__Trecho do documento__
Seu colega de partido, Doutor Jean Freire, apoiou o pedido de suspensão de tramitação e sugeriu a formação de um grupo de trabalho para discutir alternativas, mesma posição da deputada Lohanna (PV).

Doutor Jean Freire lembrou ainda que o PL 2.127 deveria constar da pauta da Comissão de Constituição e Justiça (CCJ) realizada nesta terça (2), mas isso não aconteceu graças a acordo entre deputados de oposição e da base de apoio ao governador.

O presidente da Comissão de Saúde, Arlen Santiago (Avante), lembrou as dificuldades de gestão enfrentadas pelas instituições hospitalares ligadas diretamente ou conveniadas com o SUS em virtude da defasagem da tabela de procedimentos do Sistema Único de Saúde (SUS), daí a necessidade de buscar novas alternativas de gestão.

“O Estado diz com isso, mais uma vez, que não dá conta de fazer a gestão da coisa pública. Aí fica insistindo sempre em criar figuras jurídicas para fazer o que ele deveria fazer. Já veio com as OS (organização social), as oscips (organização da sociedade civil de interesse público) e agora isso”, disse Josely Pontes Promotora de Defesa da Saúde.

O que faltaria é dinheiro, não novo modelo de gestão

Entre as críticas à ideia, a promotora Josely Ramos Pontes, da 2ª Promotoria de Justiça de Defesa da Saúde, apontou que o PL 2.127 combinaria indevidamente duas figuras jurídicas da administração indireta, já que o SSA vai assumir funções de uma fundação, no caso a Fhemig.

A presidente do Conselho Estadual de Saúde, Lourdes Aparecida Machado, e o 1º-secretário do Conselho Municipal de Saúde de Belo Horizonte, Érico Colen, alegaram que as duas entidades não foram consultadas, contrariando o que preconiza o SUS com relação ao controle social.

Temos que reforçar o financiamento do SUS, não o repassar a instituições privadas. Esse projeto não tem legitimidade e não pode continuar tramitando. Ele prevê que os conselhos sejam chamados depois para participar de um modelo em que deveriam ter sido chamados já para sua concepção”, pontuou Lourdes Machado.

Ela disse ter encaminhado uma lista de dúvidas dos conselheiros sobre o projeto para o Executivo, que não teria ainda respondido.

__Como resolver__
Liste, uma por linha, todas as pessoas citadas pelo nome no trecho sobre o PL 2.127, usando a forma mais completa do nome que aparece nele.

__Listagem de dados__

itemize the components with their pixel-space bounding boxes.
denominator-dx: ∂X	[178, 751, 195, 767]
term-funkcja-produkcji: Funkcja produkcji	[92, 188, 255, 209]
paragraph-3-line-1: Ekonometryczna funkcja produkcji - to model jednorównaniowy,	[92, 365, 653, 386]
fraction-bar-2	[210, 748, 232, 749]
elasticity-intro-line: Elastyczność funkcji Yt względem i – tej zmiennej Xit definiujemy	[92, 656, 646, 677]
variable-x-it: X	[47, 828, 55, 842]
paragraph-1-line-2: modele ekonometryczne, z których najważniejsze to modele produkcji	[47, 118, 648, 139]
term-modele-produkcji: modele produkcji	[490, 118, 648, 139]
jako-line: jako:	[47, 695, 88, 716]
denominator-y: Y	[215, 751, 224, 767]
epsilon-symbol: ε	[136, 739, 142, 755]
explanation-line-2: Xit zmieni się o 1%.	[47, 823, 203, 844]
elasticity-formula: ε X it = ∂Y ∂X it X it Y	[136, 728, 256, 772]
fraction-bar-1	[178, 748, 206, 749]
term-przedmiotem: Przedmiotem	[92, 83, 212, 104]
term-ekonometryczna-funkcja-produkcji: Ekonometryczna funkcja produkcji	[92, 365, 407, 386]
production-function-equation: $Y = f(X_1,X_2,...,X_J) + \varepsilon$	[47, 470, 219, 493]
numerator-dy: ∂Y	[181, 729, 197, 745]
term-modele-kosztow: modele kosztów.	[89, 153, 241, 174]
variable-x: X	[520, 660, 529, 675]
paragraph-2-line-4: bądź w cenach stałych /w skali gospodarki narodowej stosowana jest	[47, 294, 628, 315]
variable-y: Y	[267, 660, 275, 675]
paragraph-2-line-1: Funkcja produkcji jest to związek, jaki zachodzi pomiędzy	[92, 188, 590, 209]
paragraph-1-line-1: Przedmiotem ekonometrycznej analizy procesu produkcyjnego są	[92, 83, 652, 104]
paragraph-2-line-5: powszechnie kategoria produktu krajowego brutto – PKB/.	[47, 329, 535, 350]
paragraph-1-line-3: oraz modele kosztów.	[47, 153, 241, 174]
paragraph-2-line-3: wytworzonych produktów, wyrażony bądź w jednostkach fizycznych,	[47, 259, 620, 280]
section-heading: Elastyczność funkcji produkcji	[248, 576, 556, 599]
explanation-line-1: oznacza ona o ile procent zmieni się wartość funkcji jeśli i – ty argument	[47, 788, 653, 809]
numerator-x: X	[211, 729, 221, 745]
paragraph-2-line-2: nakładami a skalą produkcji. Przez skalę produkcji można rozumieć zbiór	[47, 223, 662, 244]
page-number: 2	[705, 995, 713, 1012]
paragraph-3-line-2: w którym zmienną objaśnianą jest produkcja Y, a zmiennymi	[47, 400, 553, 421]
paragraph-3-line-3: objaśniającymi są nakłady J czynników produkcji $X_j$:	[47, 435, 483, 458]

__Resultado da tarefa__
Doutor Jean Freire
Lohanna
Arlen Santiago
Josely Ramos Pontes
Lourdes Aparecida Machado
Érico Colen